> **Records for the exercise**:
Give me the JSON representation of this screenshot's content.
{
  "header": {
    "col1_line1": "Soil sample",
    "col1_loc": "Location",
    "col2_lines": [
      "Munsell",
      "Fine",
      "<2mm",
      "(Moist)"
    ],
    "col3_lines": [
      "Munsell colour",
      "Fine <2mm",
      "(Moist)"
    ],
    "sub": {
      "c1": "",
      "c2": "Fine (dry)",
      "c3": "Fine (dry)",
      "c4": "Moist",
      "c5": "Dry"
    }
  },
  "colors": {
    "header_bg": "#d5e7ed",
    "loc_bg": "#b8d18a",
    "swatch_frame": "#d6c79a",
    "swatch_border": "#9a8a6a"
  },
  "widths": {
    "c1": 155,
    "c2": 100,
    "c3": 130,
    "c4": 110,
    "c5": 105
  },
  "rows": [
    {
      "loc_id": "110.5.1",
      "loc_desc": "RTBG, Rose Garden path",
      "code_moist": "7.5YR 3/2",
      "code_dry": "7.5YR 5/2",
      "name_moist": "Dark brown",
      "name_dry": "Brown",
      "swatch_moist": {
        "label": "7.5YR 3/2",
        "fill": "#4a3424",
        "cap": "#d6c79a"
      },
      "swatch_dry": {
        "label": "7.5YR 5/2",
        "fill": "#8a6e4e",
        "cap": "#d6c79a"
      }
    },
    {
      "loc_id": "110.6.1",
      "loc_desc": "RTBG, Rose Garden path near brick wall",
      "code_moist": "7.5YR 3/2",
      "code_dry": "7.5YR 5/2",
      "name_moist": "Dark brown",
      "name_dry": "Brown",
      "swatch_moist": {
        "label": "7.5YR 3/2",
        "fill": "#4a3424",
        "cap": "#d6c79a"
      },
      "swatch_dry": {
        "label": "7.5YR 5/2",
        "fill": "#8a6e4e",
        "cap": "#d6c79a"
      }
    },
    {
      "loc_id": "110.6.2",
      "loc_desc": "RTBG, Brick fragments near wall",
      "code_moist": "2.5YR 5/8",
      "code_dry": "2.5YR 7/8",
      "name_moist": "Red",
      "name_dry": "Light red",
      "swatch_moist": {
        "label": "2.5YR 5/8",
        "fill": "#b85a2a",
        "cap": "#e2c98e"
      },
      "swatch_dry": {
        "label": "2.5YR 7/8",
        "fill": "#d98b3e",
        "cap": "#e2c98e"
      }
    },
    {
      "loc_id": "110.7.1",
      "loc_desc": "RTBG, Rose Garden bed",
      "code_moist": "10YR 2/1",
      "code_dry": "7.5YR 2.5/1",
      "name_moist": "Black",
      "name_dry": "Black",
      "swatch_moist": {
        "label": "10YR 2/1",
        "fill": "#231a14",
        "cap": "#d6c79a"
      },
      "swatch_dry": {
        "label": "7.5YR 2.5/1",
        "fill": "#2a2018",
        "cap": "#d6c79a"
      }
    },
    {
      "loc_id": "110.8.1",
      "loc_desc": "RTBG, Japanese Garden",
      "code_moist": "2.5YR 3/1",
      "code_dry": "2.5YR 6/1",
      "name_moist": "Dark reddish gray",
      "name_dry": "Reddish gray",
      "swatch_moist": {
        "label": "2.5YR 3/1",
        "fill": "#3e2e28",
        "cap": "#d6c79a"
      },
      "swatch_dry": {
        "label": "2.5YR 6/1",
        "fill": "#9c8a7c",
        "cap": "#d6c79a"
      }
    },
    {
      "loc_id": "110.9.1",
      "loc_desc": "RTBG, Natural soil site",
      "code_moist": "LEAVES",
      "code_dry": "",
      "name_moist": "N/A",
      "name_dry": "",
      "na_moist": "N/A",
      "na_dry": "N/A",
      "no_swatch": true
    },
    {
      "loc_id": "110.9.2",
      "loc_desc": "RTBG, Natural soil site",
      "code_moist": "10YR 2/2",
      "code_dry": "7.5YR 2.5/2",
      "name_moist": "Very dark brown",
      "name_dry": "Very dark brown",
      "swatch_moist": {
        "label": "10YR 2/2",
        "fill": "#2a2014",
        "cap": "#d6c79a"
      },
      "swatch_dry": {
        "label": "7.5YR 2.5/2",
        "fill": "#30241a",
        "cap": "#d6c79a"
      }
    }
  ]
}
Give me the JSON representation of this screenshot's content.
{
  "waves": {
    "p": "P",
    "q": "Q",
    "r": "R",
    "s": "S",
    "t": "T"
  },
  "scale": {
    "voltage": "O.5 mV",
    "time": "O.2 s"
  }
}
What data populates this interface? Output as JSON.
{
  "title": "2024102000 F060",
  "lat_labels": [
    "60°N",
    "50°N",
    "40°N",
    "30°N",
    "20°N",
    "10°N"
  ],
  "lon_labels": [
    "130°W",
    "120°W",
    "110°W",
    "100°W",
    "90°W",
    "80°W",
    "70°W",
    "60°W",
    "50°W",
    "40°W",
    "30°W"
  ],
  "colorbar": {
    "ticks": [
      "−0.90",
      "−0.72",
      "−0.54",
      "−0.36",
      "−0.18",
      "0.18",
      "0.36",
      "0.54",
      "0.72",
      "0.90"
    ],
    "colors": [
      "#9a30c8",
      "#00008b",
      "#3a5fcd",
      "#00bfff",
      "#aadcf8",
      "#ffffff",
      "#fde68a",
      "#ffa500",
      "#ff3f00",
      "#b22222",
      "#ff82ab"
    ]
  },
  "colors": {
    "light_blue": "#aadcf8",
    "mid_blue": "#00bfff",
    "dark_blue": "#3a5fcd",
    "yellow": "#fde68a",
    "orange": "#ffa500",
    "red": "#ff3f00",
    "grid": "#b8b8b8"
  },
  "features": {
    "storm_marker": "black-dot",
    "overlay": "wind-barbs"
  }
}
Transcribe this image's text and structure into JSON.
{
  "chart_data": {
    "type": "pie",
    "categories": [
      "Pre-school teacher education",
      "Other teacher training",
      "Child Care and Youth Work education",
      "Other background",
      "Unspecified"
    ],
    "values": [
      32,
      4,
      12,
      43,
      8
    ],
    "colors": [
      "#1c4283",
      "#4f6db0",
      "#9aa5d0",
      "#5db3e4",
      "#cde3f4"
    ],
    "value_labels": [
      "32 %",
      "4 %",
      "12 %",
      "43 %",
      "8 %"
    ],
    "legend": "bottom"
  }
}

> **Problem details**: Write out every line of the material again, exactly as it reads.

> **Solution**:
Give me the JSON representation of this screenshot's content.
{
  "header": {
    "col1_line1": "Soil sample",
    "col1_loc": "Location",
    "col2_lines": [
      "Munsell",
      "Fine",
      "<2mm",
      "(Moist)"
    ],
    "col3_lines": [
      "Munsell colour",
      "Fine <2mm",
      "(Moist)"
    ],
    "sub": {
      "c1": "",
      "c2": "Fine (dry)",
      "c3": "Fine (dry)",
      "c4": "Moist",
      "c5": "Dry"
    }
  },
  "colors": {
    "header_bg": "#d5e7ed",
    "loc_bg": "#b8d18a",
    "swatch_frame": "#d6c79a",
    "swatch_border": "#9a8a6a"
  },
  "widths": {
    "c1": 155,
    "c2": 100,
    "c3": 130,
    "c4": 110,
    "c5": 105
  },
  "rows": [
    {
      "loc_id": "110.5.1",
      "loc_desc": "RTBG, Rose Garden path",
      "code_moist": "7.5YR 3/2",
      "code_dry": "7.5YR 5/2",
      "name_moist": "Dark brown",
      "name_dry": "Brown",
      "swatch_moist": {
        "label": "7.5YR 3/2",
        "fill": "#4a3424",
        "cap": "#d6c79a"
      },
      "swatch_dry": {
        "label": "7.5YR 5/2",
        "fill": "#8a6e4e",
        "cap": "#d6c79a"
      }
    },
    {
      "loc_id": "110.6.1",
      "loc_desc": "RTBG, Rose Garden path near brick wall",
      "code_moist": "7.5YR 3/2",
      "code_dry": "7.5YR 5/2",
      "name_moist": "Dark brown",
      "name_dry": "Brown",
      "swatch_moist": {
        "label": "7.5YR 3/2",
        "fill": "#4a3424",
        "cap": "#d6c79a"
      },
      "swatch_dry": {
        "label": "7.5YR 5/2",
        "fill": "#8a6e4e",
        "cap": "#d6c79a"
      }
    },
    {
      "loc_id": "110.6.2",
      "loc_desc": "RTBG, Brick fragments near wall",
      "code_moist": "2.5YR 5/8",
      "code_dry": "2.5YR 7/8",
      "name_moist": "Red",
      "name_dry": "Light red",
      "swatch_moist": {
        "label": "2.5YR 5/8",
        "fill": "#b85a2a",
        "cap": "#e2c98e"
      },
      "swatch_dry": {
        "label": "2.5YR 7/8",
        "fill": "#d98b3e",
        "cap": "#e2c98e"
      }
    },
    {
      "loc_id": "110.7.1",
      "loc_desc": "RTBG, Rose Garden bed",
      "code_moist": "10YR 2/1",
      "code_dry": "7.5YR 2.5/1",
      "name_moist": "Black",
      "name_dry": "Black",
      "swatch_moist": {
        "label": "10YR 2/1",
        "fill": "#231a14",
        "cap": "#d6c79a"
      },
      "swatch_dry": {
        "label": "7.5YR 2.5/1",
        "fill": "#2a2018",
        "cap": "#d6c79a"
      }
    },
    {
      "loc_id": "110.8.1",
      "loc_desc": "RTBG, Japanese Garden",
      "code_moist": "2.5YR 3/1",
      "code_dry": "2.5YR 6/1",
      "name_moist": "Dark reddish gray",
      "name_dry": "Reddish gray",
      "swatch_moist": {
        "label": "2.5YR 3/1",
        "fill": "#3e2e28",
        "cap": "#d6c79a"
      },
      "swatch_dry": {
        "label": "2.5YR 6/1",
        "fill": "#9c8a7c",
        "cap": "#d6c79a"
      }
    },
    {
      "loc_id": "110.9.1",
      "loc_desc": "RTBG, Natural soil site",
      "code_moist": "LEAVES",
      "code_dry": "",
      "name_moist": "N/A",
      "name_dry": "",
      "na_moist": "N/A",
      "na_dry": "N/A",
      "no_swatch": true
    },
    {
      "loc_id": "110.9.2",
      "loc_desc": "RTBG, Natural soil site",
      "code_moist": "10YR 2/2",
      "code_dry": "7.5YR 2.5/2",
      "name_moist": "Very dark brown",
      "name_dry": "Very dark brown",
      "swatch_moist": {
        "label": "10YR 2/2",
        "fill": "#2a2014",
        "cap": "#d6c79a"
      },
      "swatch_dry": {
        "label": "7.5YR 2.5/2",
        "fill": "#30241a",
        "cap": "#d6c79a"
      }
    }
  ]
}
Give me the JSON representation of this screenshot's content.
{
  "waves": {
    "p": "P",
    "q": "Q",
    "r": "R",
    "s": "S",
    "t": "T"
  },
  "scale": {
    "voltage": "O.5 mV",
    "time": "O.2 s"
  }
}
What data populates this interface? Output as JSON.
{
  "title": "2024102000 F060",
  "lat_labels": [
    "60°N",
    "50°N",
    "40°N",
    "30°N",
    "20°N",
    "10°N"
  ],
  "lon_labels": [
    "130°W",
    "120°W",
    "110°W",
    "100°W",
    "90°W",
    "80°W",
    "70°W",
    "60°W",
    "50°W",
    "40°W",
    "30°W"
  ],
  "colorbar": {
    "ticks": [
      "−0.90",
      "−0.72",
      "−0.54",
      "−0.36",
      "−0.18",
      "0.18",
      "0.36",
      "0.54",
      "0.72",
      "0.90"
    ],
    "colors": [
      "#9a30c8",
      "#00008b",
      "#3a5fcd",
      "#00bfff",
      "#aadcf8",
      "#ffffff",
      "#fde68a",
      "#ffa500",
      "#ff3f00",
      "#b22222",
      "#ff82ab"
    ]
  },
  "colors": {
    "light_blue": "#aadcf8",
    "mid_blue": "#00bfff",
    "dark_blue": "#3a5fcd",
    "yellow": "#fde68a",
    "orange": "#ffa500",
    "red": "#ff3f00",
    "grid": "#b8b8b8"
  },
  "features": {
    "storm_marker": "black-dot",
    "overlay": "wind-barbs"
  }
}
Transcribe this image's text and structure into JSON.
{
  "chart_data": {
    "type": "pie",
    "categories": [
      "Pre-school teacher education",
      "Other teacher training",
      "Child Care and Youth Work education",
      "Other background",
      "Unspecified"
    ],
    "values": [
      32,
      4,
      12,
      43,
      8
    ],
    "colors": [
      "#1c4283",
      "#4f6db0",
      "#9aa5d0",
      "#5db3e4",
      "#cde3f4"
    ],
    "value_labels": [
      "32 %",
      "4 %",
      "12 %",
      "43 %",
      "8 %"
    ],
    "legend": "bottom"
  }
}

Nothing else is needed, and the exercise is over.